**Work instructions**
Can you reproduce the data below, swapping every "Fairness" for "Equity" and leaving all else unchanged?

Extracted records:

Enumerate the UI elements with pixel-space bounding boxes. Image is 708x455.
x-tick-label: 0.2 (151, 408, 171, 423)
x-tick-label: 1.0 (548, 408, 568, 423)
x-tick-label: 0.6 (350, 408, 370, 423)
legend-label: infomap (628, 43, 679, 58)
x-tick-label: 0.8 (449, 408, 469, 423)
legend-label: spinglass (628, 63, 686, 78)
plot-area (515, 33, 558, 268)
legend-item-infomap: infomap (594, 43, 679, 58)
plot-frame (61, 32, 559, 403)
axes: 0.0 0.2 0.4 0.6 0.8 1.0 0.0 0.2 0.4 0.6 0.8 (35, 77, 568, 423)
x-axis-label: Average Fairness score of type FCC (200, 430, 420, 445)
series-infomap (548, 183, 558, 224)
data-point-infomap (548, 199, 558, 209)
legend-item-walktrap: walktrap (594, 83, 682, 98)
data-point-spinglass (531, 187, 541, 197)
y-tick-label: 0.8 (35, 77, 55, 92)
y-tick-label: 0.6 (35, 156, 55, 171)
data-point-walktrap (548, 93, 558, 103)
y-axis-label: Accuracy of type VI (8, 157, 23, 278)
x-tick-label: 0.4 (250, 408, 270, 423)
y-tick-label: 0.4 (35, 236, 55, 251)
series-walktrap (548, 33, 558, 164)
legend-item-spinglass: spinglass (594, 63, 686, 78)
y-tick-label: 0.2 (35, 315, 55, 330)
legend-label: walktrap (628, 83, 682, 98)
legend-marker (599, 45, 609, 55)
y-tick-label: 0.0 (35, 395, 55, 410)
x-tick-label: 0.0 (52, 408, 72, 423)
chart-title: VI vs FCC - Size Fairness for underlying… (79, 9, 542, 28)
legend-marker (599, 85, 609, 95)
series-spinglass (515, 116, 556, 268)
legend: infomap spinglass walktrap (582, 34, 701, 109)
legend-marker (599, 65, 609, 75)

**Exercise result**
Enumerate the UI elements with pixel-space bounding boxes. Image is 708x455.
x-tick-label: 0.2 (151, 408, 171, 423)
x-tick-label: 1.0 (548, 408, 568, 423)
x-tick-label: 0.6 (350, 408, 370, 423)
legend-label: infomap (628, 43, 679, 58)
x-tick-label: 0.8 (449, 408, 469, 423)
legend-label: spinglass (628, 63, 686, 78)
plot-area (515, 33, 558, 268)
legend-item-infomap: infomap (594, 43, 679, 58)
plot-frame (61, 32, 559, 403)
axes: 0.0 0.2 0.4 0.6 0.8 1.0 0.0 0.2 0.4 0.6 0.8 (35, 77, 568, 423)
x-axis-label: Average Equity score of type FCC (200, 430, 420, 445)
series-infomap (548, 183, 558, 224)
data-point-infomap (548, 199, 558, 209)
legend-item-walktrap: walktrap (594, 83, 682, 98)
data-point-spinglass (531, 187, 541, 197)
y-tick-label: 0.8 (35, 77, 55, 92)
y-tick-label: 0.6 (35, 156, 55, 171)
data-point-walktrap (548, 93, 558, 103)
y-axis-label: Accuracy of type VI (8, 157, 23, 278)
x-tick-label: 0.4 (250, 408, 270, 423)
y-tick-label: 0.4 (35, 236, 55, 251)
series-walktrap (548, 33, 558, 164)
legend-item-spinglass: spinglass (594, 63, 686, 78)
y-tick-label: 0.2 (35, 315, 55, 330)
legend-label: walktrap (628, 83, 682, 98)
legend-marker (599, 45, 609, 55)
y-tick-label: 0.0 (35, 395, 55, 410)
x-tick-label: 0.0 (52, 408, 72, 423)
chart-title: VI vs FCC - Size Equity for underlying… (79, 9, 542, 28)
legend-marker (599, 85, 609, 95)
series-spinglass (515, 116, 556, 268)
legend: infomap spinglass walktrap (582, 34, 701, 109)
legend-marker (599, 65, 609, 75)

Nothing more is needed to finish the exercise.